**INSTRUCTION**
Your answer is a single number: the count of lines that contain the string "this".

— Start SUPPLIED DATA —

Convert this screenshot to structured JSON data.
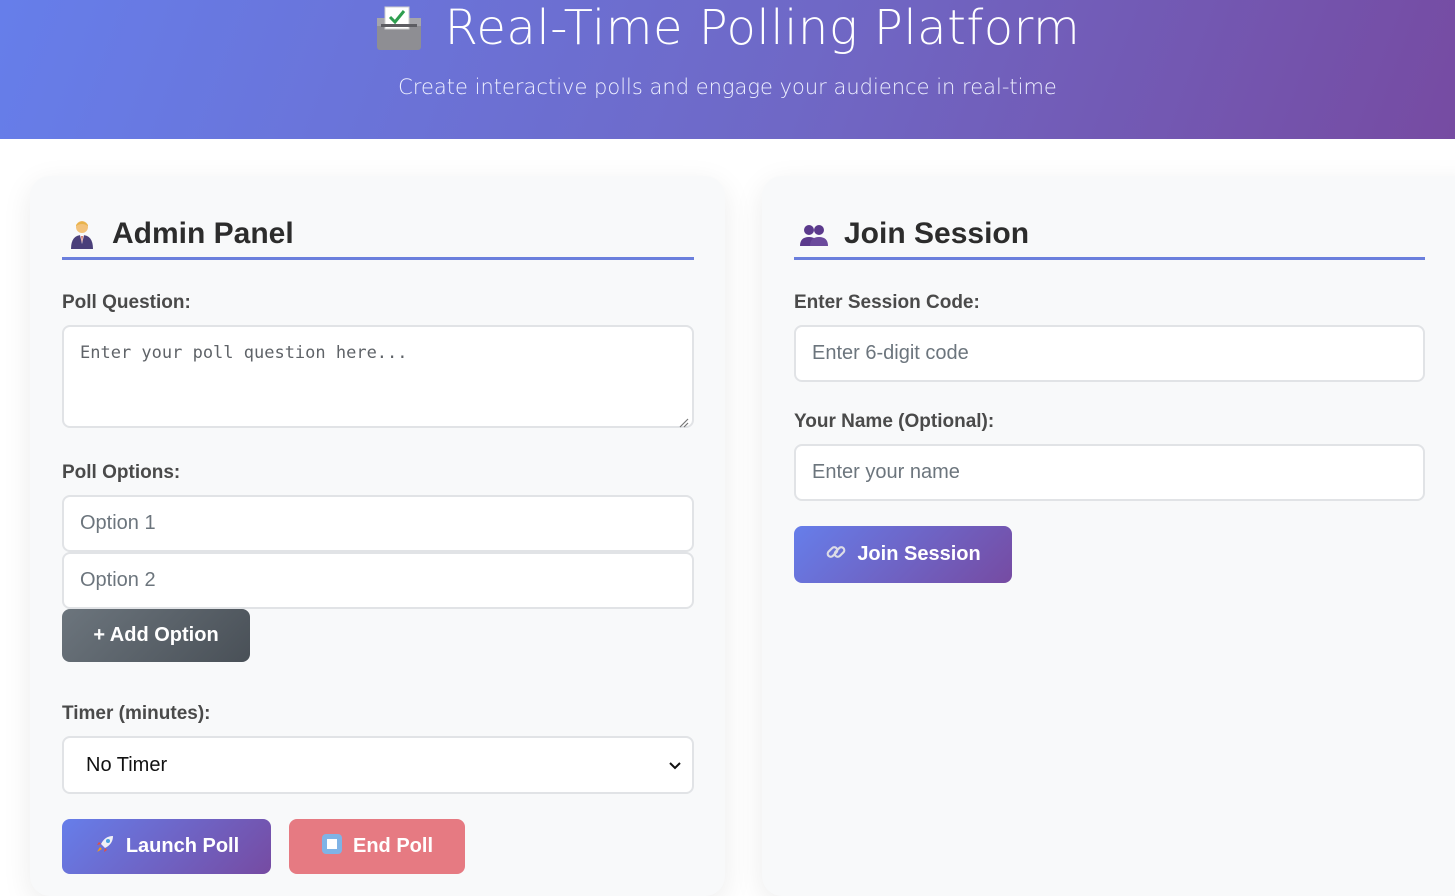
{
  "header": {
    "title": "Real-Time Polling Platform",
    "subtitle": "Create interactive polls and engage your audience in real-time",
    "icon": "ballot-box-icon"
  },
  "admin": {
    "title": "Admin Panel",
    "icon": "admin-person-icon",
    "question_label": "Poll Question:",
    "question_placeholder": "Enter your poll question here...",
    "options_label": "Poll Options:",
    "options": [
      {
        "placeholder": "Option 1"
      },
      {
        "placeholder": "Option 2"
      }
    ],
    "add_option_label": "+ Add Option",
    "timer_label": "Timer (minutes):",
    "timer_selected": "No Timer",
    "launch_label": "Launch Poll",
    "end_label": "End Poll"
  },
  "join": {
    "title": "Join Session",
    "icon": "people-icon",
    "code_label": "Enter Session Code:",
    "code_placeholder": "Enter 6-digit code",
    "name_label": "Your Name (Optional):",
    "name_placeholder": "Enter your name",
    "join_label": "Join Session"
  },
  "colors": {
    "accent_start": "#667eea",
    "accent_end": "#764ba2",
    "gray_button": "#6c757d",
    "danger_button": "#e67a82",
    "panel_bg": "#f8f9fa"
  }
}
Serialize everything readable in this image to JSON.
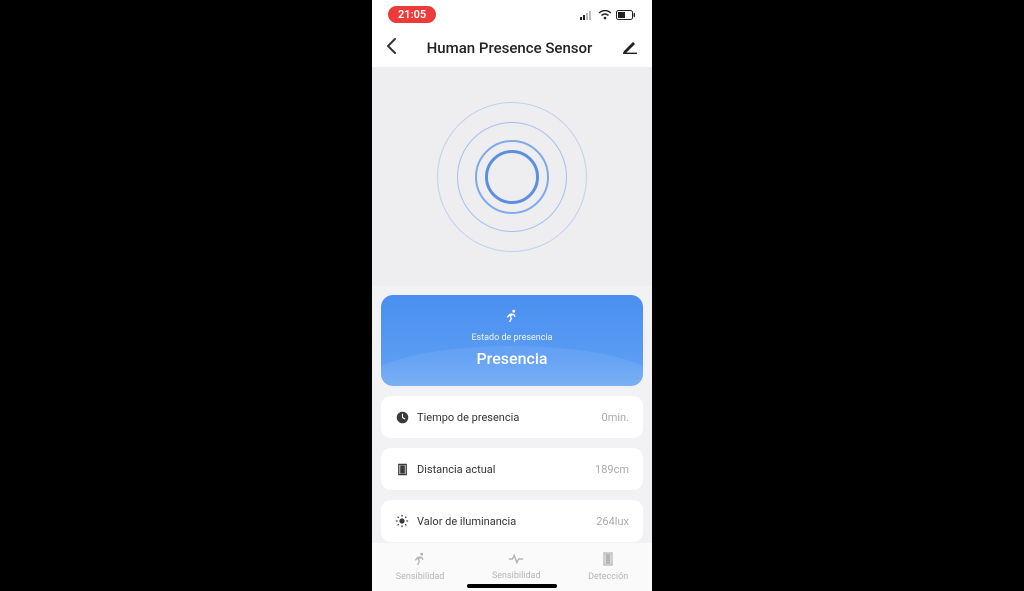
{
  "status_bar": {
    "time": "21:05"
  },
  "nav": {
    "title": "Human Presence Sensor"
  },
  "presence": {
    "label": "Estado de presencia",
    "value": "Presencia"
  },
  "metrics": [
    {
      "icon": "clock",
      "label": "Tiempo de presencia",
      "value": "0min."
    },
    {
      "icon": "door",
      "label": "Distancia actual",
      "value": "189cm"
    },
    {
      "icon": "sun",
      "label": "Valor de iluminancia",
      "value": "264lux"
    }
  ],
  "tabs": [
    {
      "icon": "run",
      "label": "Sensibilidad"
    },
    {
      "icon": "pulse",
      "label": "Sensibilidad"
    },
    {
      "icon": "door",
      "label": "Detección"
    }
  ]
}
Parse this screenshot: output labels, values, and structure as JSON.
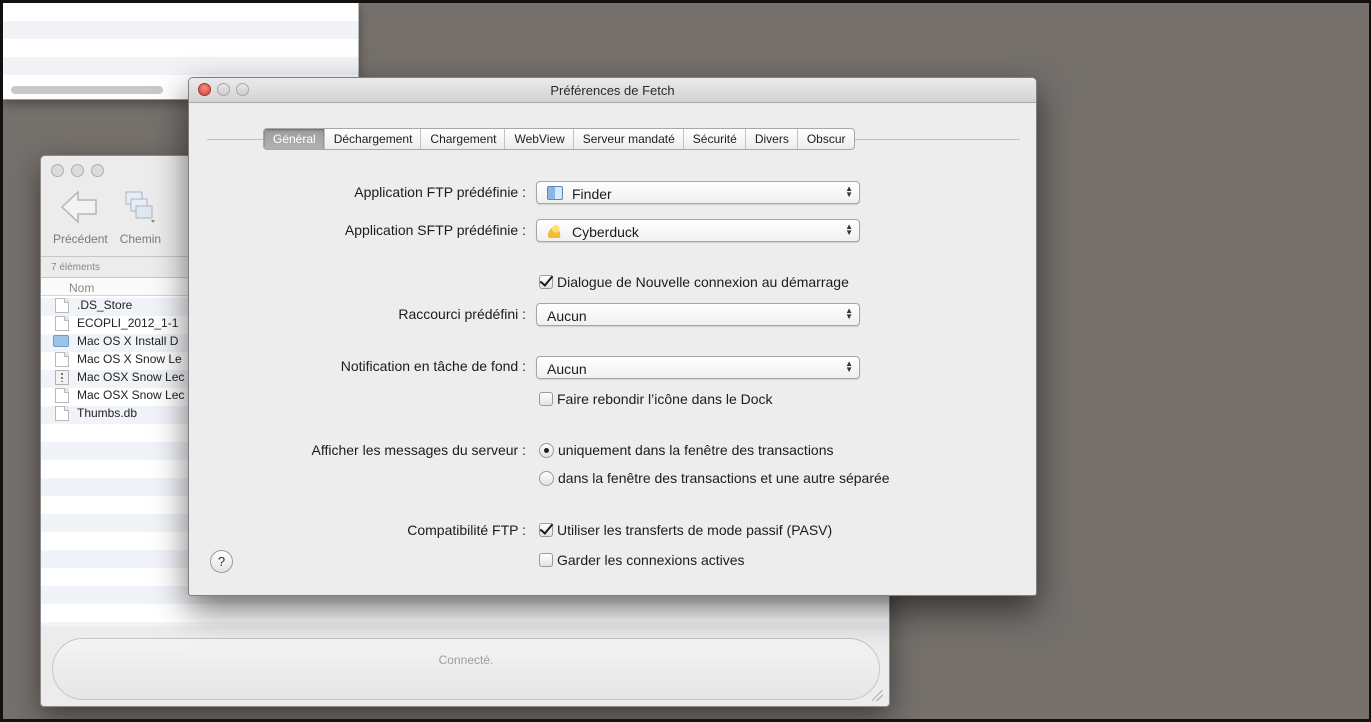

— End SUPPLIED DATA —

**WRITTEN ANSWER**
3